# start of RECORDS FOR THE TASK

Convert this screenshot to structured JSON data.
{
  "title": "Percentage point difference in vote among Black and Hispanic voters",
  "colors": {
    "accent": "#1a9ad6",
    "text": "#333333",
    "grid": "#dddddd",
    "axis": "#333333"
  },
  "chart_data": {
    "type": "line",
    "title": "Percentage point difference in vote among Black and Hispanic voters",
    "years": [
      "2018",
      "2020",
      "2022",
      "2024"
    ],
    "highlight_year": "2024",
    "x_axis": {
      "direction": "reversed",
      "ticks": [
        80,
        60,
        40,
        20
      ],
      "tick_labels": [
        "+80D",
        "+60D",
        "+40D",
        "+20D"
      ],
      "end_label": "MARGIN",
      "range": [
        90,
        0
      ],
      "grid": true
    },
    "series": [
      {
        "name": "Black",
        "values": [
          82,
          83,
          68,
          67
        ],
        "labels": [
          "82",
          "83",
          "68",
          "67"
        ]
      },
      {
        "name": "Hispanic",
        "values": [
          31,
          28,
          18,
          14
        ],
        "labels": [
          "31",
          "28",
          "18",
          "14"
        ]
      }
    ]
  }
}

# end of RECORDS FOR THE TASK

> GOAL OF THE EXERCISE: Set down all of the records shown above once more, exactly.

> TASK SOLUTION:
Convert this screenshot to structured JSON data.
{
  "title": "Percentage point difference in vote among Black and Hispanic voters",
  "colors": {
    "accent": "#1a9ad6",
    "text": "#333333",
    "grid": "#dddddd",
    "axis": "#333333"
  },
  "chart_data": {
    "type": "line",
    "title": "Percentage point difference in vote among Black and Hispanic voters",
    "years": [
      "2018",
      "2020",
      "2022",
      "2024"
    ],
    "highlight_year": "2024",
    "x_axis": {
      "direction": "reversed",
      "ticks": [
        80,
        60,
        40,
        20
      ],
      "tick_labels": [
        "+80D",
        "+60D",
        "+40D",
        "+20D"
      ],
      "end_label": "MARGIN",
      "range": [
        90,
        0
      ],
      "grid": true
    },
    "series": [
      {
        "name": "Black",
        "values": [
          82,
          83,
          68,
          67
        ],
        "labels": [
          "82",
          "83",
          "68",
          "67"
        ]
      },
      {
        "name": "Hispanic",
        "values": [
          31,
          28,
          18,
          14
        ],
        "labels": [
          "31",
          "28",
          "18",
          "14"
        ]
      }
    ]
  }
}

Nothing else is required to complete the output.